Task set:
(a) In the role-playing games text, which game uses the same conflict resolution process whatever the nature of the conflict?
(b) In the role-playing games text, rewrite the part from "Many games make" to "to involve violence.", replacing "gunfight" with "duel".
(c) List every game the role-playing games text names.

Taking it even further, games like Fiasco have very few rules at all, including where combat is concerned. Apart from the epilogue, the game doesn’t impose any consequences per se, and this can be very freeing. A player can have their own character die in the first scene, and then appear only in flashbacks for the rest of the game, something that would be next to impossible to arrange in a typical RPG.
Many games make no particular distinction between combat and other types of conflict. Polaris for example follows the same conflict resolution process regardless of the nature of the conflict. Dogs in the Vineyard has different levels of escalation that distinguish an argument from a gunfight, but the fundamental rules of conflicts stay the same.
In Golden Sky Stories, the subject matter and overall approach are non-violent. There might be an occasional scuffle (though I’ve never seen one when running the game), but GSS shows us that an RPG just plain doesn’t have to involve violence.

Dataset content:
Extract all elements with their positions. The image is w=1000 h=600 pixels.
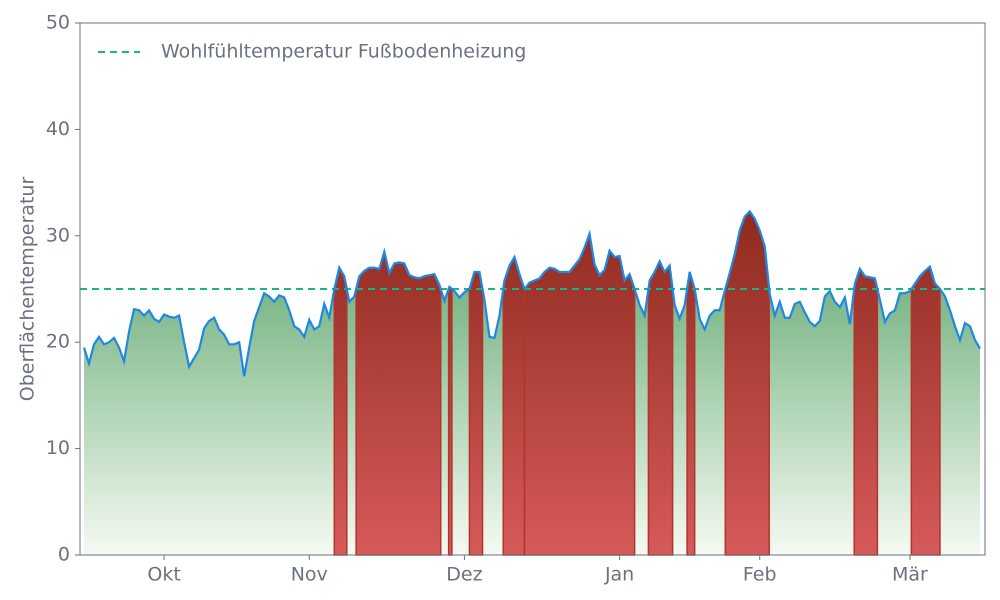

In response:
(a) Polaris

(b)
Many games make no particular distinction between combat and other types of conflict. Polaris for example follows the same conflict resolution process regardless of the nature of the conflict. Dogs in the Vineyard has different levels of escalation that distinguish an argument from a duel, but the fundamental rules of conflicts stay the same.
In Golden Sky Stories, the subject matter and overall approach are non-violent. There might be an occasional scuffle (though I’ve never seen one when running the game), but GSS shows us that an RPG just plain doesn’t have to involve violence.

(c) Fiasco, Polaris, Dogs in the Vineyard, Golden Sky Stories